[TASK DESCRIPTION] Return a copy of each line that holds the string "Output".

─── EXCERPTED DATA ───

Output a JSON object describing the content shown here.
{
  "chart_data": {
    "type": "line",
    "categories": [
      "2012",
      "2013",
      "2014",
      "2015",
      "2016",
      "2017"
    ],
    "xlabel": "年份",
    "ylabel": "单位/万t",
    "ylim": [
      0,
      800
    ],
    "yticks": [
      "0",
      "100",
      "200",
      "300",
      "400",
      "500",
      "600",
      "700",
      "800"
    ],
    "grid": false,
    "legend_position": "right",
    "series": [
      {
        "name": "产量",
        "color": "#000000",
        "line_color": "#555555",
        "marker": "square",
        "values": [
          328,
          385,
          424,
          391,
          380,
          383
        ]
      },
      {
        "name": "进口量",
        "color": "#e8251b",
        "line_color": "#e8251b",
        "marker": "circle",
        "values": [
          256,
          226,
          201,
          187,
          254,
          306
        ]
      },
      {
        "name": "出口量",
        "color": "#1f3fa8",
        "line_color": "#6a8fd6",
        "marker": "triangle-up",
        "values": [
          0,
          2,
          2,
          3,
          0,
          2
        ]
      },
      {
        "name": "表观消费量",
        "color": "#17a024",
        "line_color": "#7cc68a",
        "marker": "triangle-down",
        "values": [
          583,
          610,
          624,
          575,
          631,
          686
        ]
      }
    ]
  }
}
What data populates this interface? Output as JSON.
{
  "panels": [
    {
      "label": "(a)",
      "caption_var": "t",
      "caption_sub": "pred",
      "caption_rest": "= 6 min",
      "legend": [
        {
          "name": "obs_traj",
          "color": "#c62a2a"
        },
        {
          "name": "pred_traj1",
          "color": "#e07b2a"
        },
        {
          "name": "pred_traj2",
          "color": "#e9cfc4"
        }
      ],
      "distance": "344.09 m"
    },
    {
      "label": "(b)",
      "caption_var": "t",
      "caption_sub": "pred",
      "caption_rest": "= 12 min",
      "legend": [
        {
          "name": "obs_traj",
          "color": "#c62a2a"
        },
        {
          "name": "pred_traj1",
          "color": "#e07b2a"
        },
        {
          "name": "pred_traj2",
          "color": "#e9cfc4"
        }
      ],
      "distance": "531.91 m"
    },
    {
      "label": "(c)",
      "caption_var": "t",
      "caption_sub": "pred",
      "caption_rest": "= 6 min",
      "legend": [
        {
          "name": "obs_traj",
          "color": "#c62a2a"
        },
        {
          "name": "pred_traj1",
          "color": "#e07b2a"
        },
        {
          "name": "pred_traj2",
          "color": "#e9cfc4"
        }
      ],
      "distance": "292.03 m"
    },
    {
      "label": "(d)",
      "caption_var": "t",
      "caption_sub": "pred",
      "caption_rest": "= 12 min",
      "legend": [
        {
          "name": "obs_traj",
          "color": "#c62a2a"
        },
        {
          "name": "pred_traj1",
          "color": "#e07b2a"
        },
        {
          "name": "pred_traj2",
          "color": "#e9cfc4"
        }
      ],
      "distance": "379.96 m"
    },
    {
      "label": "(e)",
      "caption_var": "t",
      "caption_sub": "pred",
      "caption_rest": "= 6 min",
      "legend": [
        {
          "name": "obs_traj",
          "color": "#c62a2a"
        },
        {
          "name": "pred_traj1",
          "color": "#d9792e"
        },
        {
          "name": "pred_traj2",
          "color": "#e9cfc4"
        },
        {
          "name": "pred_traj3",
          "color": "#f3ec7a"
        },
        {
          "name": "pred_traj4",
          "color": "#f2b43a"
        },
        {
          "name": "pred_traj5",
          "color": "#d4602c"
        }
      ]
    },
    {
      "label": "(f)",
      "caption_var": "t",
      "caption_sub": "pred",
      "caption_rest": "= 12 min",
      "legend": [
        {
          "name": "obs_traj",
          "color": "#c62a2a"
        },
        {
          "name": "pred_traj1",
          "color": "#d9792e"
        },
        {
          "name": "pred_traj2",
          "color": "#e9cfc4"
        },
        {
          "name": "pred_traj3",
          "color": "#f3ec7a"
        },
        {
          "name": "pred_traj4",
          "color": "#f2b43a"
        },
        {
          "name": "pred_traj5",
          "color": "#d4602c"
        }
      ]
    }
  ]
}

───

[COMPLETE RESPONSE]
Output a JSON object describing the content shown here.
What data populates this interface? Output as JSON.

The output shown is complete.